===== Document section =====

Empirical models, which rely on observational and data-driven relationships between the input and output, can further be subdivided into two categories: quantitative and qualitative. Quantitative models form mathematical relationships between inputs (commonly referred to as flood conditioning factors, FCFs) and the output (e.g. flood susceptibility) (Mudashiru et al. Citation2021b). Examples of quantitative methods include: (i) statistical methods such as Logistic Regression (LR) (Al-Juaidi et al. Citation2018; Ali et al. Citation2020; Pham et al. Citation2020), Frequency Ratio (FR) (Tehrany and Kumar Citation2018; Wang et al. Citation2021), Weights of Evidence (WoE) (Rahmati et al. Citation2015; Costache, Pham, et al. Citation2020) and Shannon Entropy (Khosravi et al. Citation2016; Mahmoody Vanolya and Jelokhani-Niaraki Citation2021) amongst others; and (ii) Machine Learning (ML) models such as Artificial Neural Networks (ANN) (Zhao et al. Citation2018; Jahangir et al. Citation2019; Janizadeh et al. Citation2019; Andaryani et al. Citation2021), Convolutional Neural Networks (CNN) (Wang et al. Citation2020; Zhao et al. Citation2020), Support Vector Machines (SVM) (Liu et al. Citation2022), Random Forests (RF) (Abedi et al. Citation2021; Farhadi et al. Citation2021). Conversely, qualitative models rely on expert opinion to weigh an area’s physical characteristics (FCFs) according to the degree of perceived influence on flood susceptibility (Hong et al. Citation2018). The most commonly used qualitative model for FSM is the knowledge-based Analytical Hierarchy Process (AHP) (Rincón et al. Citation2018; Hammami et al. Citation2019; Vojtek and Vojteková Citation2019).

AHP integrates several competing criteria such as environmental, economical and social factors, as well as has the ability to produce FSMs in areas with scarce flood inventory data (Gudiyangada Nachappa et al. Citation2020; Vojtek et al. Citation2021). AHP prioritizes expert knowledge in ranking FCFs, which can vary the most influential FCF from study to study. This uncertainty due to the subjective nature of the decision-making scheme is a common limitation in AHP studies (Hammami et al. Citation2019; Souissi et al. Citation2019; Das Citation2020).

To minimize this uncertainty from the qualitative nature of AHP, a quantitative statistical approach such as Entropy, can be used as an alternative. Entropy models calculate the degree of diversity within each FCF input, and rank more spatially diverse FCFs as more influential to flood susceptibility (Khosravi et al. Citation2016; Mahmoody Vanolya and Jelokhani-Niaraki Citation2021). One of the most significant limitations of a diversity approach is the lack of consideration given to the interdependencies between the input and output (Malekinezhad et al. Citation2021), leading to potential inaccuracies. This limitation is addressed by using data-driven objective ML approaches, where weighted connections between the inputs and output are formed, to predict flood susceptibility. In particular, ANNs have demonstrated ability to handle complex nonlinear relationships, making them a commonly used data-driven approach in FSM.

===== Items =====

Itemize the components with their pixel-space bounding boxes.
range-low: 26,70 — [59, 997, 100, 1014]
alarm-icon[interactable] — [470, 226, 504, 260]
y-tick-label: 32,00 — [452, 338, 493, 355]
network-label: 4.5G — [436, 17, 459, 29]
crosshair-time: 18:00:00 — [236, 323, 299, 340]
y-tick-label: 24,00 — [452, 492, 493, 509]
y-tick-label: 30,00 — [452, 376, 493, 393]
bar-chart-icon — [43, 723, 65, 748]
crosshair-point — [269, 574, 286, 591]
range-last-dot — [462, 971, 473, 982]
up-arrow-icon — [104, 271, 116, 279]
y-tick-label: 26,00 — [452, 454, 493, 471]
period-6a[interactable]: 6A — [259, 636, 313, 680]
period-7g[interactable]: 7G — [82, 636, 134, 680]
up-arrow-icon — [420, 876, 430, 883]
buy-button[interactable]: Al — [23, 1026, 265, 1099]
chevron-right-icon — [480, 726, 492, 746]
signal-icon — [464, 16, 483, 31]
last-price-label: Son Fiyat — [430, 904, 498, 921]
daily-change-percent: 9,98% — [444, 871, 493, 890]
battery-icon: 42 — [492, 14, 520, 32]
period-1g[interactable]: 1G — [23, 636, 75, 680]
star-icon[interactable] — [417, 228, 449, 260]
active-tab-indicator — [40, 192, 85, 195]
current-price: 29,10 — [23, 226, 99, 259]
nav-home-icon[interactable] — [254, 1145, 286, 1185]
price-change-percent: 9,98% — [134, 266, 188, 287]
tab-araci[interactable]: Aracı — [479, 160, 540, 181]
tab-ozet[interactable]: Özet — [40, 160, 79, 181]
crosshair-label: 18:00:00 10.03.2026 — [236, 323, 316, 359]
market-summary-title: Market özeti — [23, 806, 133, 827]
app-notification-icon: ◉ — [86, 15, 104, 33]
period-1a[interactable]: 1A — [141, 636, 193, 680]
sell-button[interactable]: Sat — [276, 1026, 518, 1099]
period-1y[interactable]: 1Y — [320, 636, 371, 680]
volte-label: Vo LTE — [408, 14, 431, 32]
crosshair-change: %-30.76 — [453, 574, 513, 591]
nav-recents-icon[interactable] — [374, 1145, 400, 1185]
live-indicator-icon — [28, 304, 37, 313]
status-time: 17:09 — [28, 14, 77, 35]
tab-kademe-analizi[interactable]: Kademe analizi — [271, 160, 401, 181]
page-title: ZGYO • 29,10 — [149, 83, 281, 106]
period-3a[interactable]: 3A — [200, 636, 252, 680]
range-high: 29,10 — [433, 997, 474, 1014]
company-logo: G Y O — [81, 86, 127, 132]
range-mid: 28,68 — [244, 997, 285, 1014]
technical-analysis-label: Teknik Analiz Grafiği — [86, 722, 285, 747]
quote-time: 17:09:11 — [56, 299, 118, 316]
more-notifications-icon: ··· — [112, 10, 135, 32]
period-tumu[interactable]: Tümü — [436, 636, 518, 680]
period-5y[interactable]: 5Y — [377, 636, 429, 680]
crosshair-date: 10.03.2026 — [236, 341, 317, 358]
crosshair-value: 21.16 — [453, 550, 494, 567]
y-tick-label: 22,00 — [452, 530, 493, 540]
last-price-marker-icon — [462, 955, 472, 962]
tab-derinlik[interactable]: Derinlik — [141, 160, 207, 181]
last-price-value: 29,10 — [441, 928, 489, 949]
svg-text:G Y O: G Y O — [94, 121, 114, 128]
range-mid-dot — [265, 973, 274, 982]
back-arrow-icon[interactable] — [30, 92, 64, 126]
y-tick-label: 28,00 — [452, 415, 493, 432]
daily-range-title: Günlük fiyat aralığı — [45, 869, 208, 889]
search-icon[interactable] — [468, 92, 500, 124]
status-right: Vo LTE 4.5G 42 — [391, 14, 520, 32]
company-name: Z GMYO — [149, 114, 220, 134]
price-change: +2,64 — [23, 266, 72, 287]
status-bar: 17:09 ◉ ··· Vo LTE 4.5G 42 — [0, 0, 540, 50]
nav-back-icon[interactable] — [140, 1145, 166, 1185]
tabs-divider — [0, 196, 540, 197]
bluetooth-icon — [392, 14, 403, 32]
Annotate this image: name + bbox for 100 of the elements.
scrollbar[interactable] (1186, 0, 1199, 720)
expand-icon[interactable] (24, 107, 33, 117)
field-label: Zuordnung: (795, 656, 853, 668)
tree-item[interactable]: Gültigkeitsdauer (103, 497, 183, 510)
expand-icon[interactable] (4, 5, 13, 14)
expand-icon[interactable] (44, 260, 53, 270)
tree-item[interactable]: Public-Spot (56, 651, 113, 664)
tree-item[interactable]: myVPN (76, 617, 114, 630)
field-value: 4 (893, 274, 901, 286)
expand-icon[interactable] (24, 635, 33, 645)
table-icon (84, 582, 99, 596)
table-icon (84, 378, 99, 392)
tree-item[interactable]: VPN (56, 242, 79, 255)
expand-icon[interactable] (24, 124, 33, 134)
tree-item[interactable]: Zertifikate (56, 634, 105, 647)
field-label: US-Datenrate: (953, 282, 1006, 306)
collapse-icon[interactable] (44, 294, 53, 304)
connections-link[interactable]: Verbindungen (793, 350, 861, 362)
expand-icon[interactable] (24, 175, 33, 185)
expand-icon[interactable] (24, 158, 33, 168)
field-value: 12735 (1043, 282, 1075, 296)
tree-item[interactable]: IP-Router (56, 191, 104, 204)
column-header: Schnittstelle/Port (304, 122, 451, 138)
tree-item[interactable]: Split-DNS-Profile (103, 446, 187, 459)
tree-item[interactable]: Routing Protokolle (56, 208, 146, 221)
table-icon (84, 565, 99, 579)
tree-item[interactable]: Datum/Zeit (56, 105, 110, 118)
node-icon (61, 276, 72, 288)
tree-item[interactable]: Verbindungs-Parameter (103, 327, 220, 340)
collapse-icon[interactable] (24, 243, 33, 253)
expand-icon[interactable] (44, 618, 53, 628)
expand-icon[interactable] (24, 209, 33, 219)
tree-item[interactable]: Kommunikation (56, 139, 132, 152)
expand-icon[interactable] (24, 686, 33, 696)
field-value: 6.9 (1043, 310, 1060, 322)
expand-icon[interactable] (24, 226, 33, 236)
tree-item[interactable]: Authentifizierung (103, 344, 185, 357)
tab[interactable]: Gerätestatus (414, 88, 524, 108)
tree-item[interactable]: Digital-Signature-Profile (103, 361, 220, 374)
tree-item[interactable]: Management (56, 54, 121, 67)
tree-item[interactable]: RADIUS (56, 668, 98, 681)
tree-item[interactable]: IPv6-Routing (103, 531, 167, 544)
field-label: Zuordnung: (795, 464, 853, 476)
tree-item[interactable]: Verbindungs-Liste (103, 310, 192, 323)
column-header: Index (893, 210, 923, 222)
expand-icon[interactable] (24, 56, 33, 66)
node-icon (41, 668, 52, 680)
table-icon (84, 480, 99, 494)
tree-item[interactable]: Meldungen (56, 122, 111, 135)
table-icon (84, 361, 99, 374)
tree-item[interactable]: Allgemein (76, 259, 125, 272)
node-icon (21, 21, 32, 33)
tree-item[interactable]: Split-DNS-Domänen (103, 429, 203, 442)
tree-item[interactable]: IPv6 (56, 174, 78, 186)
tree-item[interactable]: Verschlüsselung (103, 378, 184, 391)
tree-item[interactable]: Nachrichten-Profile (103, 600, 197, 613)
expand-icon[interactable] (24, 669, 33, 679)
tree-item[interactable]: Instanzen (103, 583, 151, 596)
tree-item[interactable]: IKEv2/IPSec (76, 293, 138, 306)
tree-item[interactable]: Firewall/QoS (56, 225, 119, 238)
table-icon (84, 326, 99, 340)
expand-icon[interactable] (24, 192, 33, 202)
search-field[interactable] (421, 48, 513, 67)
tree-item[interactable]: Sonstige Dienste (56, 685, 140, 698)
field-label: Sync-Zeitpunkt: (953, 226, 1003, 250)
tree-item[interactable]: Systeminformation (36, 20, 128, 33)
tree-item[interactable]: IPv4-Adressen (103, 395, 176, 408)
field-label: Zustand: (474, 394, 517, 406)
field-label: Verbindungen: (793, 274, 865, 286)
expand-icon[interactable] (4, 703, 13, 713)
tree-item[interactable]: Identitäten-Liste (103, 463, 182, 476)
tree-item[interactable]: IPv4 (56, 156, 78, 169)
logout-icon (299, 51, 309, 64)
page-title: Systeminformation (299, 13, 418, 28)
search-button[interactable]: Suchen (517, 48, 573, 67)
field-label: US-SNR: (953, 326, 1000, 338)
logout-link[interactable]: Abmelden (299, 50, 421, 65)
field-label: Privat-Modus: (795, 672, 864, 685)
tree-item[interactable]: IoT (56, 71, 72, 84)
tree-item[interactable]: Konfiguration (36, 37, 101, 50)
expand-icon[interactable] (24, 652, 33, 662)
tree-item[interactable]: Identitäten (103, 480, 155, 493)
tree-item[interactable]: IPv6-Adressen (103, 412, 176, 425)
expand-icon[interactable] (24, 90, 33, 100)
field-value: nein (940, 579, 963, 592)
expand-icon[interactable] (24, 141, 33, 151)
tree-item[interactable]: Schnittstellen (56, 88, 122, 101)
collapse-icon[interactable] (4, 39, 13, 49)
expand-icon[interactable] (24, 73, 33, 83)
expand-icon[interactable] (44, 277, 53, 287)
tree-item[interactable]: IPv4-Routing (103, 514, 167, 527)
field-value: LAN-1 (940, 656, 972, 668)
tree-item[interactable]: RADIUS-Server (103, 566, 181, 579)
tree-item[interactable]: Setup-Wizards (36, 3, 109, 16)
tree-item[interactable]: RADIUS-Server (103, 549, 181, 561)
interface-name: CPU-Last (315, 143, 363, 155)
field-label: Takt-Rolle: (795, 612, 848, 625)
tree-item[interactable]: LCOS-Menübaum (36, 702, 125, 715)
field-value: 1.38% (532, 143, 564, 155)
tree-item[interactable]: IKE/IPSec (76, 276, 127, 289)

=====

Directions:
**1.** According to the flood susceptibility text, which qualitative model is most commonly used for FSM?
**2.** Translate this sentence from the flood susceptibility text into Spanish: "AHP prioritizes expert knowledge in ranking FCFs, which can vary the most influential FCF from study to study."
**3.** Resume the flood susceptibility text after its last sentence.
The items are separate material and have nothing to do with the flood susceptibility text.

Answer set:
**1.** The knowledge-based Analytical Hierarchy Process (AHP).

**2.** El AHP prioriza el conocimiento experto al clasificar los FCF, lo que puede hacer que el FCF más influyente varíe de un estudio a otro.

**3.**
ANNs are widely used in many hydrological forecasting applications such as streamflow predictions (Cheng et al. Citation2020; Snieder et al. Citation2020), rainfall-runoff simulations (Asadi et al. Citation2019; Kim and Han Citation2020; Vidyarthi et al. Citation2020), low impact development design optimization (Latifi et al. Citation2019; Raei et al. Citation2019) and FSM (Zhao et al. Citation2018; Jahangir et al. Citation2019; Janizadeh et al. Citation2019; Andaryani et al. Citation2021). In a study of ANN’s comparative performance against other ML methods including self-organizing map (SOM) and fuzzy adaptive resonance theory (FART), the ANN produced the FSM with the greatest accuracy in a river basin in Iran (Andaryani et al. Citation2021). Recently, advanced forms of ANNs, known as deep learning neural networks (DLNNs), have risen in popularity in FSM studies (Chen et al. Citation2021). Chen et al. (Citation2021) compared the performance of these methods, such as CNNs to shallow ANNs, and their results showed that the increased complexity of CNNs yields detrimental performance in comparison to the ANN. The complexity of these advanced models is partially governed by the number of interconnected layers, and may contribute to their lower performance, whereas the shallow ANNs maintain simpler architecture and frequently exhibit performance that is on par with these models (Chakrabortty et al. Citation2021; Kalantar et al. Citation2021; Zhang et al. Citation2021).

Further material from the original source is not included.